• _Task prompt_:
Copy all lines holding the word "GOES" from the entries.

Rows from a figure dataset

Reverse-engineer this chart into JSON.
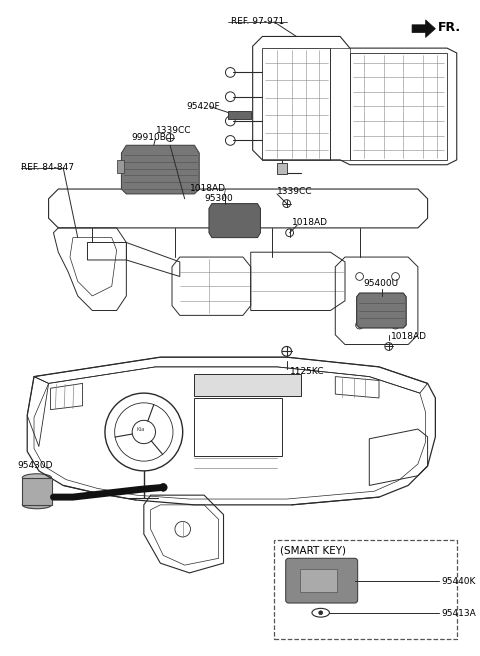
{
  "bg_color": "#ffffff",
  "line_color": "#2a2a2a",
  "label_color": "#000000",
  "gray_part": "#888888",
  "dark_part": "#555555",
  "light_part": "#bbbbbb",
  "labels": {
    "ref_97971": "REF. 97-971",
    "fr": "FR.",
    "ref_84847": "REF. 84-847",
    "l1339cc_a": "1339CC",
    "l99910b": "99910B",
    "l95420f": "95420F",
    "l1339cc_b": "1339CC",
    "l1018ad_a": "1018AD",
    "l95300": "95300",
    "l1018ad_b": "1018AD",
    "l95400u": "95400U",
    "l1018ad_c": "1018AD",
    "l1125kc": "1125KC",
    "l95430d": "95430D",
    "smart_key_label": "(SMART KEY)",
    "l95440k": "95440K",
    "l95413a": "95413A"
  }
}
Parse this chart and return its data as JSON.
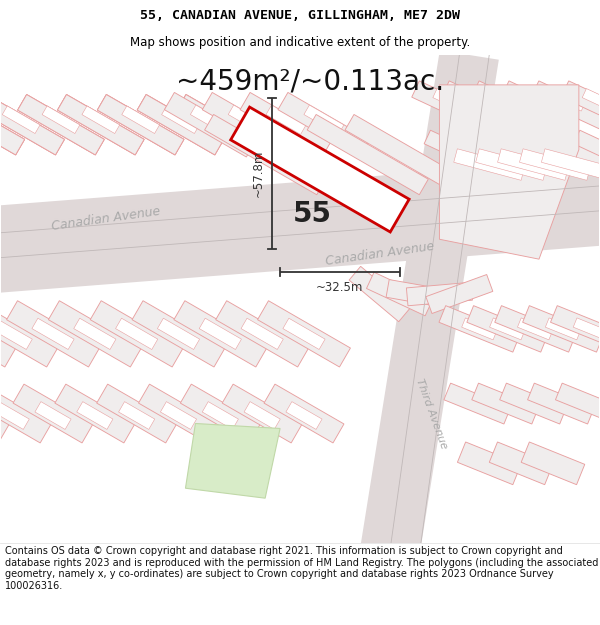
{
  "title_line1": "55, CANADIAN AVENUE, GILLINGHAM, ME7 2DW",
  "title_line2": "Map shows position and indicative extent of the property.",
  "area_text": "~459m²/~0.113ac.",
  "dim_vertical": "~57.8m",
  "dim_horizontal": "~32.5m",
  "number_label": "55",
  "street_upper": "Canadian Avenue",
  "street_lower": "Canadian Avenue",
  "street_right": "Third Avenue",
  "footer_text": "Contains OS data © Crown copyright and database right 2021. This information is subject to Crown copyright and database rights 2023 and is reproduced with the permission of HM Land Registry. The polygons (including the associated geometry, namely x, y co-ordinates) are subject to Crown copyright and database rights 2023 Ordnance Survey 100026316.",
  "map_bg": "#f9f5f5",
  "building_fill": "#f0eded",
  "building_stroke": "#e8a0a0",
  "road_fill": "#e0d8d8",
  "road_stroke": "#d0c8c8",
  "highlight_stroke": "#cc0000",
  "highlight_fill": "#ffffff",
  "road_label_color": "#aaaaaa",
  "dim_color": "#333333",
  "green_fill": "#d8ecc8",
  "green_stroke": "#c0d8a8",
  "title_fontsize": 9.5,
  "subtitle_fontsize": 8.5,
  "area_fontsize": 20,
  "footer_fontsize": 7,
  "ang": 30
}
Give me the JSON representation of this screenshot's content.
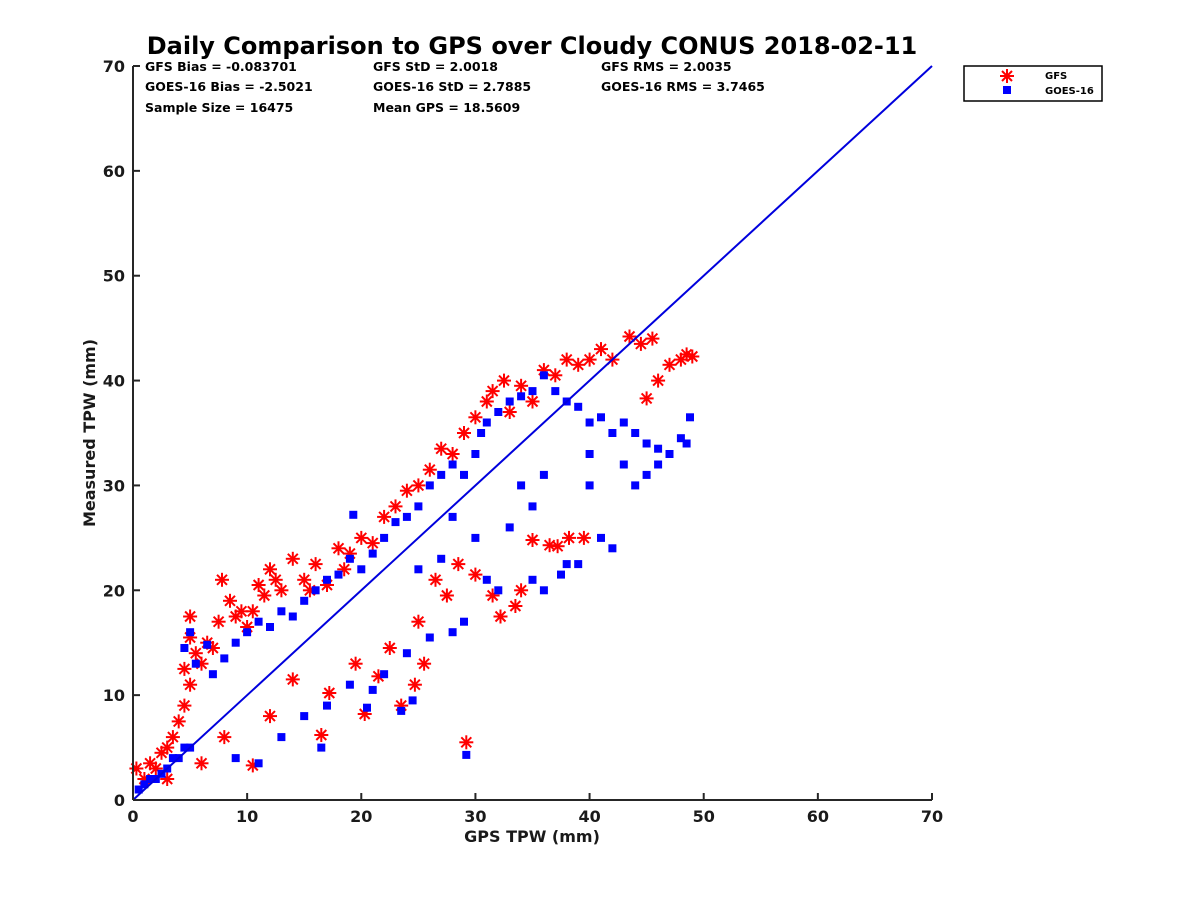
{
  "chart_data": {
    "type": "scatter",
    "title": "Daily Comparison to GPS over Cloudy CONUS 2018-02-11",
    "xlabel": "GPS TPW (mm)",
    "ylabel": "Measured TPW (mm)",
    "xlim": [
      0,
      70
    ],
    "ylim": [
      0,
      70
    ],
    "xticks": [
      "0",
      "10",
      "20",
      "30",
      "40",
      "50",
      "60",
      "70"
    ],
    "yticks": [
      "0",
      "10",
      "20",
      "30",
      "40",
      "50",
      "60",
      "70"
    ],
    "grid": false,
    "legend_position": "outside top-right",
    "stats": [
      "GFS Bias = -0.083701",
      "GFS StD = 2.0018",
      "GFS RMS = 2.0035",
      "GOES-16 Bias = -2.5021",
      "GOES-16 StD = 2.7885",
      "GOES-16 RMS = 3.7465",
      "Sample Size = 16475",
      "Mean GPS = 18.5609"
    ],
    "series": [
      {
        "name": "GFS",
        "marker": "asterisk",
        "color": "#ff0000",
        "points": [
          [
            0.3,
            3.0
          ],
          [
            1,
            2
          ],
          [
            1.5,
            3.5
          ],
          [
            2,
            3
          ],
          [
            2.5,
            4.5
          ],
          [
            3,
            5
          ],
          [
            3.5,
            6
          ],
          [
            4,
            7.5
          ],
          [
            4.5,
            9
          ],
          [
            5,
            11
          ],
          [
            4.5,
            12.5
          ],
          [
            5,
            15.5
          ],
          [
            5,
            17.5
          ],
          [
            5.5,
            14
          ],
          [
            6,
            13
          ],
          [
            6.5,
            15
          ],
          [
            7,
            14.5
          ],
          [
            7.5,
            17
          ],
          [
            7.8,
            21
          ],
          [
            8.5,
            19
          ],
          [
            9,
            17.5
          ],
          [
            9.5,
            18
          ],
          [
            10,
            16.5
          ],
          [
            10.5,
            18
          ],
          [
            11,
            20.5
          ],
          [
            11.5,
            19.5
          ],
          [
            12,
            22
          ],
          [
            12.5,
            21
          ],
          [
            13,
            20
          ],
          [
            14,
            23
          ],
          [
            15,
            21
          ],
          [
            16,
            22.5
          ],
          [
            15.5,
            20
          ],
          [
            17,
            20.5
          ],
          [
            18,
            24
          ],
          [
            18.5,
            22
          ],
          [
            19,
            23.5
          ],
          [
            20,
            25
          ],
          [
            21,
            24.5
          ],
          [
            22,
            27
          ],
          [
            23,
            28
          ],
          [
            24,
            29.5
          ],
          [
            25,
            30
          ],
          [
            26,
            31.5
          ],
          [
            27,
            33.5
          ],
          [
            28,
            33
          ],
          [
            29,
            35
          ],
          [
            30,
            36.5
          ],
          [
            31,
            38
          ],
          [
            31.5,
            39
          ],
          [
            32.5,
            40
          ],
          [
            33,
            37
          ],
          [
            34,
            39.5
          ],
          [
            35,
            38
          ],
          [
            36,
            41
          ],
          [
            37,
            40.5
          ],
          [
            38,
            42
          ],
          [
            39,
            41.5
          ],
          [
            40,
            42
          ],
          [
            41,
            43
          ],
          [
            42,
            42
          ],
          [
            43.5,
            44.2
          ],
          [
            44.5,
            43.5
          ],
          [
            45.5,
            44
          ],
          [
            45,
            38.3
          ],
          [
            46,
            40
          ],
          [
            47,
            41.5
          ],
          [
            48,
            42
          ],
          [
            48.5,
            42.5
          ],
          [
            49,
            42.3
          ],
          [
            29.2,
            5.5
          ],
          [
            24.7,
            11
          ],
          [
            23.5,
            9
          ],
          [
            20.3,
            8.2
          ],
          [
            21.5,
            11.8
          ],
          [
            16.5,
            6.2
          ],
          [
            10.5,
            3.3
          ],
          [
            17.2,
            10.2
          ],
          [
            19.5,
            13
          ],
          [
            25.5,
            13
          ],
          [
            27.5,
            19.5
          ],
          [
            31.5,
            19.5
          ],
          [
            33.5,
            18.5
          ],
          [
            32.2,
            17.5
          ],
          [
            35,
            24.8
          ],
          [
            36.5,
            24.3
          ],
          [
            37.2,
            24.2
          ],
          [
            38.2,
            25
          ],
          [
            39.5,
            25
          ],
          [
            34,
            20
          ],
          [
            26.5,
            21
          ],
          [
            28.5,
            22.5
          ],
          [
            30,
            21.5
          ],
          [
            22.5,
            14.5
          ],
          [
            25,
            17
          ],
          [
            14,
            11.5
          ],
          [
            12,
            8
          ],
          [
            8,
            6
          ],
          [
            6,
            3.5
          ],
          [
            3,
            2
          ]
        ]
      },
      {
        "name": "GOES-16",
        "marker": "square",
        "color": "#0000ff",
        "points": [
          [
            0.5,
            1
          ],
          [
            1,
            1.5
          ],
          [
            1.5,
            2
          ],
          [
            2,
            2
          ],
          [
            2.5,
            2.5
          ],
          [
            3,
            3
          ],
          [
            3.5,
            4
          ],
          [
            4,
            4
          ],
          [
            4.5,
            5
          ],
          [
            5,
            5
          ],
          [
            4.5,
            14.5
          ],
          [
            5,
            16
          ],
          [
            5.5,
            13
          ],
          [
            6.5,
            14.8
          ],
          [
            7,
            12
          ],
          [
            8,
            13.5
          ],
          [
            9,
            15
          ],
          [
            10,
            16
          ],
          [
            11,
            17
          ],
          [
            12,
            16.5
          ],
          [
            13,
            18
          ],
          [
            14,
            17.5
          ],
          [
            15,
            19
          ],
          [
            16,
            20
          ],
          [
            17,
            21
          ],
          [
            18,
            21.5
          ],
          [
            19,
            23
          ],
          [
            19.3,
            27.2
          ],
          [
            20,
            22
          ],
          [
            21,
            23.5
          ],
          [
            22,
            25
          ],
          [
            23,
            26.5
          ],
          [
            24,
            27
          ],
          [
            25,
            28
          ],
          [
            26,
            30
          ],
          [
            27,
            31
          ],
          [
            28,
            32
          ],
          [
            29,
            31
          ],
          [
            30,
            33
          ],
          [
            30.5,
            35
          ],
          [
            31,
            36
          ],
          [
            32,
            37
          ],
          [
            33,
            38
          ],
          [
            34,
            38.5
          ],
          [
            35,
            39
          ],
          [
            36,
            40.5
          ],
          [
            37,
            39
          ],
          [
            38,
            38
          ],
          [
            39,
            37.5
          ],
          [
            40,
            36
          ],
          [
            41,
            36.5
          ],
          [
            42,
            35
          ],
          [
            43,
            36
          ],
          [
            44,
            35
          ],
          [
            45,
            34
          ],
          [
            46,
            33.5
          ],
          [
            47,
            33
          ],
          [
            48,
            34.5
          ],
          [
            48.5,
            34
          ],
          [
            48.8,
            36.5
          ],
          [
            41,
            25
          ],
          [
            42,
            24
          ],
          [
            38,
            22.5
          ],
          [
            39,
            22.5
          ],
          [
            37.5,
            21.5
          ],
          [
            36,
            20
          ],
          [
            35,
            21
          ],
          [
            32,
            20
          ],
          [
            31,
            21
          ],
          [
            29,
            17
          ],
          [
            28,
            16
          ],
          [
            26,
            15.5
          ],
          [
            24,
            14
          ],
          [
            22,
            12
          ],
          [
            20.5,
            8.8
          ],
          [
            21,
            10.5
          ],
          [
            23.5,
            8.5
          ],
          [
            24.5,
            9.5
          ],
          [
            16.5,
            5
          ],
          [
            13,
            6
          ],
          [
            11,
            3.5
          ],
          [
            9,
            4
          ],
          [
            29.2,
            4.3
          ],
          [
            15,
            8
          ],
          [
            17,
            9
          ],
          [
            19,
            11
          ],
          [
            27,
            23
          ],
          [
            33,
            26
          ],
          [
            35,
            28
          ],
          [
            40,
            30
          ],
          [
            43,
            32
          ],
          [
            45,
            31
          ],
          [
            46,
            32
          ],
          [
            40,
            33
          ],
          [
            44,
            30
          ],
          [
            36,
            31
          ],
          [
            34,
            30
          ],
          [
            28,
            27
          ],
          [
            25,
            22
          ],
          [
            30,
            25
          ]
        ]
      }
    ],
    "reference_line": {
      "label": "",
      "color": "#0000dd",
      "from": [
        0,
        0
      ],
      "to": [
        70,
        70
      ]
    }
  }
}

• _Output of the exercise_:
      "GOES-16 Bias = -2.5021",
      "GOES-16 StD = 2.7885",
      "GOES-16 RMS = 3.7465",
        "name": "GOES-16",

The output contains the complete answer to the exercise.